» PROBLEM DETAILS:
Every entry must be echoed exactly.

--- EXTRACTED RECORDS ---

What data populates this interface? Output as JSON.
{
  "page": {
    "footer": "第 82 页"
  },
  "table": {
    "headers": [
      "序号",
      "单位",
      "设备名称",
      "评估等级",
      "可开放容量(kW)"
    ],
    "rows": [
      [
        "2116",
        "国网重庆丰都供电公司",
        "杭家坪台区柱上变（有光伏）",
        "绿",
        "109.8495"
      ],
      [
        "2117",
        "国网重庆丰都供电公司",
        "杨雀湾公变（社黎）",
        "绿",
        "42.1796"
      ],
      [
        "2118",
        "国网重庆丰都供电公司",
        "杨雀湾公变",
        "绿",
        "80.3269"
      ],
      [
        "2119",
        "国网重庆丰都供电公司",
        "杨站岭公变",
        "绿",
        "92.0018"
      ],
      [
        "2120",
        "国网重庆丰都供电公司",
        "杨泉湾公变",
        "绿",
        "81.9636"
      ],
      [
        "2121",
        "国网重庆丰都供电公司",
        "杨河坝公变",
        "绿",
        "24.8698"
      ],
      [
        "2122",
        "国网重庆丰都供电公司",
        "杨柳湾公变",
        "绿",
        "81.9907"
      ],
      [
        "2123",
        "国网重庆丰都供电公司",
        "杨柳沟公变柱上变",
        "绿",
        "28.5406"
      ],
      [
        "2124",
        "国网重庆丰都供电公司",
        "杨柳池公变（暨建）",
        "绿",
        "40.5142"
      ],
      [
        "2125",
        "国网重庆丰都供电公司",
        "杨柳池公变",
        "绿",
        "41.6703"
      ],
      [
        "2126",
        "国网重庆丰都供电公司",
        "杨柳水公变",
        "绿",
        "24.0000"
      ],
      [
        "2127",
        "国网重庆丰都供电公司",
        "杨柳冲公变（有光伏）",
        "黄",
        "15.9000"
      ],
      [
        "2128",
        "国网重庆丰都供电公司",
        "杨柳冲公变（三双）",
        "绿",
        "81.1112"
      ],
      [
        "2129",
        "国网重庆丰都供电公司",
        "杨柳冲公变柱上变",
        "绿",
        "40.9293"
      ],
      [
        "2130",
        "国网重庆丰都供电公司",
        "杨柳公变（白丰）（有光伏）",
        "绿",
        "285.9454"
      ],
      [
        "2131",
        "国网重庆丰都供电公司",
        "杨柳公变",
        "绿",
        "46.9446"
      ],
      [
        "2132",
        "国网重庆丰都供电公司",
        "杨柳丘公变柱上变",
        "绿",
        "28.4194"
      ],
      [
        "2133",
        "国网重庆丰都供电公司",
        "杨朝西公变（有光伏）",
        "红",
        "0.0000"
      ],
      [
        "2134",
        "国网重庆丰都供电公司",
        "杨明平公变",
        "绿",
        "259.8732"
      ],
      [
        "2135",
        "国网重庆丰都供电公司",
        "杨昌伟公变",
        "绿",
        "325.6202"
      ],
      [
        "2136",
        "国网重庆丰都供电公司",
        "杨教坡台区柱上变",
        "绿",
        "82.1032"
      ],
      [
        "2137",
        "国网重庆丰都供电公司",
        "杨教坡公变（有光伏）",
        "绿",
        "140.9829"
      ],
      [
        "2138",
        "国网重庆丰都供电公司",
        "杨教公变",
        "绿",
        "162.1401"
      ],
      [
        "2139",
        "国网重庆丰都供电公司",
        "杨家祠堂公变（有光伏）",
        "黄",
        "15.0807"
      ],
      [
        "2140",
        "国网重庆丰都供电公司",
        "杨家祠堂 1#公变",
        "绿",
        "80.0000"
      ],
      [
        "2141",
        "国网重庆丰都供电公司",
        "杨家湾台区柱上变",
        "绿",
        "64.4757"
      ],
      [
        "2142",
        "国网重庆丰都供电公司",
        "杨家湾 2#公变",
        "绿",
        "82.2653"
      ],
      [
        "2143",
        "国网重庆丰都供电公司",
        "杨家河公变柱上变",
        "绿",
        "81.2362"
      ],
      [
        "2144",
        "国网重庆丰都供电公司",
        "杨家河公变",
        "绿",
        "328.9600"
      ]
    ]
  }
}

---

» EXERCISE RESULT:
What data populates this interface? Output as JSON.
{
  "page": {
    "footer": "第 82 页"
  },
  "table": {
    "headers": [
      "序号",
      "单位",
      "设备名称",
      "评估等级",
      "可开放容量(kW)"
    ],
    "rows": [
      [
        "2116",
        "国网重庆丰都供电公司",
        "杭家坪台区柱上变（有光伏）",
        "绿",
        "109.8495"
      ],
      [
        "2117",
        "国网重庆丰都供电公司",
        "杨雀湾公变（社黎）",
        "绿",
        "42.1796"
      ],
      [
        "2118",
        "国网重庆丰都供电公司",
        "杨雀湾公变",
        "绿",
        "80.3269"
      ],
      [
        "2119",
        "国网重庆丰都供电公司",
        "杨站岭公变",
        "绿",
        "92.0018"
      ],
      [
        "2120",
        "国网重庆丰都供电公司",
        "杨泉湾公变",
        "绿",
        "81.9636"
      ],
      [
        "2121",
        "国网重庆丰都供电公司",
        "杨河坝公变",
        "绿",
        "24.8698"
      ],
      [
        "2122",
        "国网重庆丰都供电公司",
        "杨柳湾公变",
        "绿",
        "81.9907"
      ],
      [
        "2123",
        "国网重庆丰都供电公司",
        "杨柳沟公变柱上变",
        "绿",
        "28.5406"
      ],
      [
        "2124",
        "国网重庆丰都供电公司",
        "杨柳池公变（暨建）",
        "绿",
        "40.5142"
      ],
      [
        "2125",
        "国网重庆丰都供电公司",
        "杨柳池公变",
        "绿",
        "41.6703"
      ],
      [
        "2126",
        "国网重庆丰都供电公司",
        "杨柳水公变",
        "绿",
        "24.0000"
      ],
      [
        "2127",
        "国网重庆丰都供电公司",
        "杨柳冲公变（有光伏）",
        "黄",
        "15.9000"
      ],
      [
        "2128",
        "国网重庆丰都供电公司",
        "杨柳冲公变（三双）",
        "绿",
        "81.1112"
      ],
      [
        "2129",
        "国网重庆丰都供电公司",
        "杨柳冲公变柱上变",
        "绿",
        "40.9293"
      ],
      [
        "2130",
        "国网重庆丰都供电公司",
        "杨柳公变（白丰）（有光伏）",
        "绿",
        "285.9454"
      ],
      [
        "2131",
        "国网重庆丰都供电公司",
        "杨柳公变",
        "绿",
        "46.9446"
      ],
      [
        "2132",
        "国网重庆丰都供电公司",
        "杨柳丘公变柱上变",
        "绿",
        "28.4194"
      ],
      [
        "2133",
        "国网重庆丰都供电公司",
        "杨朝西公变（有光伏）",
        "红",
        "0.0000"
      ],
      [
        "2134",
        "国网重庆丰都供电公司",
        "杨明平公变",
        "绿",
        "259.8732"
      ],
      [
        "2135",
        "国网重庆丰都供电公司",
        "杨昌伟公变",
        "绿",
        "325.6202"
      ],
      [
        "2136",
        "国网重庆丰都供电公司",
        "杨教坡台区柱上变",
        "绿",
        "82.1032"
      ],
      [
        "2137",
        "国网重庆丰都供电公司",
        "杨教坡公变（有光伏）",
        "绿",
        "140.9829"
      ],
      [
        "2138",
        "国网重庆丰都供电公司",
        "杨教公变",
        "绿",
        "162.1401"
      ],
      [
        "2139",
        "国网重庆丰都供电公司",
        "杨家祠堂公变（有光伏）",
        "黄",
        "15.0807"
      ],
      [
        "2140",
        "国网重庆丰都供电公司",
        "杨家祠堂 1#公变",
        "绿",
        "80.0000"
      ],
      [
        "2141",
        "国网重庆丰都供电公司",
        "杨家湾台区柱上变",
        "绿",
        "64.4757"
      ],
      [
        "2142",
        "国网重庆丰都供电公司",
        "杨家湾 2#公变",
        "绿",
        "82.2653"
      ],
      [
        "2143",
        "国网重庆丰都供电公司",
        "杨家河公变柱上变",
        "绿",
        "81.2362"
      ],
      [
        "2144",
        "国网重庆丰都供电公司",
        "杨家河公变",
        "绿",
        "328.9600"
      ]
    ]
  }
}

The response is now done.